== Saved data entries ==
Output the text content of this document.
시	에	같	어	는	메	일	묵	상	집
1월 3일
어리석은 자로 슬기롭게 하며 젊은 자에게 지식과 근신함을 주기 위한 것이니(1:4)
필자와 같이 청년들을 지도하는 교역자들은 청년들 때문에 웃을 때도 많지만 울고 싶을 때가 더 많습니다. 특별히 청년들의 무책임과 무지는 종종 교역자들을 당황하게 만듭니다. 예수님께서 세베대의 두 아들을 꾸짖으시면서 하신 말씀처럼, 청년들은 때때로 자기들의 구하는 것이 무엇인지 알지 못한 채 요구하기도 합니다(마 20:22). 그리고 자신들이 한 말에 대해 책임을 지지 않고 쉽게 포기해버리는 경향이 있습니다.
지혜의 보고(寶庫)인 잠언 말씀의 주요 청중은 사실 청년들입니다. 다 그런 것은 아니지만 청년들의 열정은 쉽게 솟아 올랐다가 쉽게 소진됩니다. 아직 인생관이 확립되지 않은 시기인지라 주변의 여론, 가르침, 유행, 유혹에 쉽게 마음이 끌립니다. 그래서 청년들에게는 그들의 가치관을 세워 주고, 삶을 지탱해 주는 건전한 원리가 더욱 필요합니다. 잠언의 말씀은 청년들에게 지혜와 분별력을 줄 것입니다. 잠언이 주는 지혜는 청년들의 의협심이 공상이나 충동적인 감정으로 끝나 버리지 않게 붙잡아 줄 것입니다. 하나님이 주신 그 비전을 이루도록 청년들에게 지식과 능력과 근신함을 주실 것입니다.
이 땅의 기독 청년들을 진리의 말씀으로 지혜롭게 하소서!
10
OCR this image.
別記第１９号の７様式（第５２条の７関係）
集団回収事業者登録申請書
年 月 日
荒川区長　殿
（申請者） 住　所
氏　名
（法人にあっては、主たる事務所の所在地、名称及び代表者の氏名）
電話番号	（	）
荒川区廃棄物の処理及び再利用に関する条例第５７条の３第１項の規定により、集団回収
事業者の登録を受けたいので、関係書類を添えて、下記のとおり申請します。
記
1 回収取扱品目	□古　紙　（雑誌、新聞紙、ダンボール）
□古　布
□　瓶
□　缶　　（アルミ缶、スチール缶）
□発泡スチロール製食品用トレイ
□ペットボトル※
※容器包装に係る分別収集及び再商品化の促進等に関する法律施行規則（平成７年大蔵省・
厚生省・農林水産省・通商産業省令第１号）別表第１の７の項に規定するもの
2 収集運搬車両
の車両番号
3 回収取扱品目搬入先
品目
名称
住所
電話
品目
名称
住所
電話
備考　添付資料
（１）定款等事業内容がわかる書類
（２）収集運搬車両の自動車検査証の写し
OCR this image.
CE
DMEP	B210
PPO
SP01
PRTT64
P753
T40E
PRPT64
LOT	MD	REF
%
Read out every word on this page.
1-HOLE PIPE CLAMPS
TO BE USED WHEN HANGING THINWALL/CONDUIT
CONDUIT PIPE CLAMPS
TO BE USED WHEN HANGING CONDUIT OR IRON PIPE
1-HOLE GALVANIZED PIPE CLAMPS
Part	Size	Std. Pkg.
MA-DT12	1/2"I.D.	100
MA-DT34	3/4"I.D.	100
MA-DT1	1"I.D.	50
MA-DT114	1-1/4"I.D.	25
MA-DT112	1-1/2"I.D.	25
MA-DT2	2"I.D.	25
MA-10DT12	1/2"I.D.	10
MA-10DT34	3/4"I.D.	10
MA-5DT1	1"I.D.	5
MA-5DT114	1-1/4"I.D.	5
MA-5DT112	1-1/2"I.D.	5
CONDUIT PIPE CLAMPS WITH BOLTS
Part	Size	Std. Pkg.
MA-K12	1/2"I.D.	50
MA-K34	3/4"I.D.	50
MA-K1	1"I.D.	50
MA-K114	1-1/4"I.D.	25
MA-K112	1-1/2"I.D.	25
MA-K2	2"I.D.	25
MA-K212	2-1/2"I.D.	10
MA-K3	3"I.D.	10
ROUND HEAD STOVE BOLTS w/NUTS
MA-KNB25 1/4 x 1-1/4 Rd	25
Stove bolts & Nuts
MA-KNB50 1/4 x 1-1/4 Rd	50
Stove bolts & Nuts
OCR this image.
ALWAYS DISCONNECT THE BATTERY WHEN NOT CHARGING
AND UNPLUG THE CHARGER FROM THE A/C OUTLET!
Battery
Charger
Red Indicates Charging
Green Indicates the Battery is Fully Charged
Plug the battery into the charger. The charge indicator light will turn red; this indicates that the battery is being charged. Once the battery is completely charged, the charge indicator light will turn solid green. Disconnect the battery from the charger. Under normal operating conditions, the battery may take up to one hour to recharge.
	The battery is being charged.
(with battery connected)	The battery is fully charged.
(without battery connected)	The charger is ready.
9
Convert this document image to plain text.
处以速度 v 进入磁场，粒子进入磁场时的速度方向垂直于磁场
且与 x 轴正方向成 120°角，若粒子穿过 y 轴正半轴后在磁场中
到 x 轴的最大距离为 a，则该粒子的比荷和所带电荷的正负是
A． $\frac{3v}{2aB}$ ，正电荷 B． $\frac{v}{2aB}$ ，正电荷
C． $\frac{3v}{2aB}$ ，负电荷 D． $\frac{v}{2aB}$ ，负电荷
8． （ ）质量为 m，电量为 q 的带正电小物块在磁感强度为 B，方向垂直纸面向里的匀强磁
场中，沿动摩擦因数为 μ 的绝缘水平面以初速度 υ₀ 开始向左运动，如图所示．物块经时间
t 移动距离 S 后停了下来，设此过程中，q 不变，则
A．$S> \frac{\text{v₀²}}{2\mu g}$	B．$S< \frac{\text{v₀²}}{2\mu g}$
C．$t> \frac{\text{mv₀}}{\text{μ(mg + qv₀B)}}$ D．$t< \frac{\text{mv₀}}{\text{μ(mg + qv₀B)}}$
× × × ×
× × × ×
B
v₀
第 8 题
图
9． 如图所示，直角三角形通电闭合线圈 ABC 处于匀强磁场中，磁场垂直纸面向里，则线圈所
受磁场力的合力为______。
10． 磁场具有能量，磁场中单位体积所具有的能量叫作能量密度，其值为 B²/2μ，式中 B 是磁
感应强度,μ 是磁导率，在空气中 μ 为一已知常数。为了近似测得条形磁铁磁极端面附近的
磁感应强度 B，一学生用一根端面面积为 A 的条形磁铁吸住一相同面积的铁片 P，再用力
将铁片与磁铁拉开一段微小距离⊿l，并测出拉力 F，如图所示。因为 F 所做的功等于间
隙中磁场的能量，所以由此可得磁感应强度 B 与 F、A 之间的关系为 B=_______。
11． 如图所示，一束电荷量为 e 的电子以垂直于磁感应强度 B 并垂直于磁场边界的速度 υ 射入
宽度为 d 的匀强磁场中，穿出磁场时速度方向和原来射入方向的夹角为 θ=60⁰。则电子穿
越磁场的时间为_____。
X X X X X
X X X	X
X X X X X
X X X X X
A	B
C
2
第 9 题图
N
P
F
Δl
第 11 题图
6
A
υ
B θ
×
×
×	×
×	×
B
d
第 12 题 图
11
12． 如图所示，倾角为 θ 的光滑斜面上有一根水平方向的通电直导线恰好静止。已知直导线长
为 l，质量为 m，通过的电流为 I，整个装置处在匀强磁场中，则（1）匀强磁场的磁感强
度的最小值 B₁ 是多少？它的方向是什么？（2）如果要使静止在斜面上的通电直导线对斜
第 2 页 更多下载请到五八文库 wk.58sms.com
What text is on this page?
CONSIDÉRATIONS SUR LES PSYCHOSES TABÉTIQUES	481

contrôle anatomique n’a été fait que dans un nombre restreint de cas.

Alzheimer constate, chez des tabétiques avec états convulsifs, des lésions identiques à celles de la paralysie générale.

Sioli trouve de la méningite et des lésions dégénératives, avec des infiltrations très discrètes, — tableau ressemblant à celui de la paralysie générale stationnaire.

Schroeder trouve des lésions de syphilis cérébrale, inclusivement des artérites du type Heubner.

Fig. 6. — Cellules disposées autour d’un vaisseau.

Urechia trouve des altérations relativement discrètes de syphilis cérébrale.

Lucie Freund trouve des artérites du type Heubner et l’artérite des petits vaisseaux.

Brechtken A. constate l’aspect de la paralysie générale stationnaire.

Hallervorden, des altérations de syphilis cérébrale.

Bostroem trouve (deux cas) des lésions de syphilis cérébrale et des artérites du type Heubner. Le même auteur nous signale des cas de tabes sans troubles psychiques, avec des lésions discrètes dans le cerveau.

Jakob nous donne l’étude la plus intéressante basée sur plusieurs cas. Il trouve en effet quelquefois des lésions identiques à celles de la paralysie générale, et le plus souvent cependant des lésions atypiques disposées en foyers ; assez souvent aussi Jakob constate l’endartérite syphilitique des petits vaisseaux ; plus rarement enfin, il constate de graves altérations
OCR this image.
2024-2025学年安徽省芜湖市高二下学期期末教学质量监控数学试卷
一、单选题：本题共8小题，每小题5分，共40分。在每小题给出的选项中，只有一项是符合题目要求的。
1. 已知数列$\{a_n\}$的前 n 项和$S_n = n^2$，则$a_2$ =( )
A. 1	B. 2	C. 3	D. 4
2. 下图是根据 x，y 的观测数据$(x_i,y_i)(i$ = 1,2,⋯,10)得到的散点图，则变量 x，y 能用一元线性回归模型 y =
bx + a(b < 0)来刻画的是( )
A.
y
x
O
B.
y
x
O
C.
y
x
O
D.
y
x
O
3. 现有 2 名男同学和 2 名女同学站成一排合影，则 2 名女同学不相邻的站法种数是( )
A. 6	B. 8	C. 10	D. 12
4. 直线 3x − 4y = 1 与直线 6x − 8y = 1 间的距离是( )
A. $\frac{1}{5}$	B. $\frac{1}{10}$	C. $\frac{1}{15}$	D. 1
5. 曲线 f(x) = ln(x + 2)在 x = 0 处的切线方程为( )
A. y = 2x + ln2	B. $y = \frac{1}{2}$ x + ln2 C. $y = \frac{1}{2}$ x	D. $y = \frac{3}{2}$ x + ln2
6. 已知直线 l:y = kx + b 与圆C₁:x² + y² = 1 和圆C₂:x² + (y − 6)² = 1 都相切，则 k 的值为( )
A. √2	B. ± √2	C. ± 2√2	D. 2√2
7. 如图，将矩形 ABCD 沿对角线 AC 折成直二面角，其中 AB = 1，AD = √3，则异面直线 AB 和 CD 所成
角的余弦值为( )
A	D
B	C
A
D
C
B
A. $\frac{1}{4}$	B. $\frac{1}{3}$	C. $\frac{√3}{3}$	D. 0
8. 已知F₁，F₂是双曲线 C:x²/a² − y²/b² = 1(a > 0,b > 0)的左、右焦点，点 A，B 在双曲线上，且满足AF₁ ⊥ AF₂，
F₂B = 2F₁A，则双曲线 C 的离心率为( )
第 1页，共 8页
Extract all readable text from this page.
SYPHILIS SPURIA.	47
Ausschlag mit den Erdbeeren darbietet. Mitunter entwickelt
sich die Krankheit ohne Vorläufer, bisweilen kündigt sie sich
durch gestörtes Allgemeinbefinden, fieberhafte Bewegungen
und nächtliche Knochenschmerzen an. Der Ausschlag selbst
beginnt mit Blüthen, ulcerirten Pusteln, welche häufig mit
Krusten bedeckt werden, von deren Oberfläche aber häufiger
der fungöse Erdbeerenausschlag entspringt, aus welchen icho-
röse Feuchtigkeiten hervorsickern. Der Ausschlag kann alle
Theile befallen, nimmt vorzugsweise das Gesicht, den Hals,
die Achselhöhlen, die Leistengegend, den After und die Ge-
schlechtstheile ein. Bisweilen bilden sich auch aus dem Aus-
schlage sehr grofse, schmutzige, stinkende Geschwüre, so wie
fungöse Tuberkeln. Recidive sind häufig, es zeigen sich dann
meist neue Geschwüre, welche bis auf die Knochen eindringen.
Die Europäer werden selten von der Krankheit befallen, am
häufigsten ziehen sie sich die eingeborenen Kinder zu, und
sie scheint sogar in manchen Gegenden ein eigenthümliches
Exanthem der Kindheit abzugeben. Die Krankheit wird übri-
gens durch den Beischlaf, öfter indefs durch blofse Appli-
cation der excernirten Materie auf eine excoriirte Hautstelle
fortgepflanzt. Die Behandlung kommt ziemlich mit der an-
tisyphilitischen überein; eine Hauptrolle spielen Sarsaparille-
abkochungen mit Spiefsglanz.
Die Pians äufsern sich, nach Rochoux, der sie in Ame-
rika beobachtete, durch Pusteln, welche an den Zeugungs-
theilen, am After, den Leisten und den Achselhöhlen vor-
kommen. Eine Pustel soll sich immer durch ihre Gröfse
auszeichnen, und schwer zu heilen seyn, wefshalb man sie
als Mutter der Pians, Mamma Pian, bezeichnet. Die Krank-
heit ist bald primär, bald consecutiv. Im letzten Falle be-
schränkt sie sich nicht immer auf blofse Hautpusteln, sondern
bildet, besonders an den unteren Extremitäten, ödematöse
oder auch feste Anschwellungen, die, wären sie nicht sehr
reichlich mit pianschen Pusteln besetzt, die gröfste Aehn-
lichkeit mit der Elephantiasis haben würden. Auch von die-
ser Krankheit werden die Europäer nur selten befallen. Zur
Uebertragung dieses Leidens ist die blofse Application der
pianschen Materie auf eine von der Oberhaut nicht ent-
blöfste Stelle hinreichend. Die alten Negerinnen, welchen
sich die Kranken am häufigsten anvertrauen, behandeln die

== Written instruction ==
Give only the number of lines in the data that hold the string "CONDUIT".

== Result of the exercise ==
4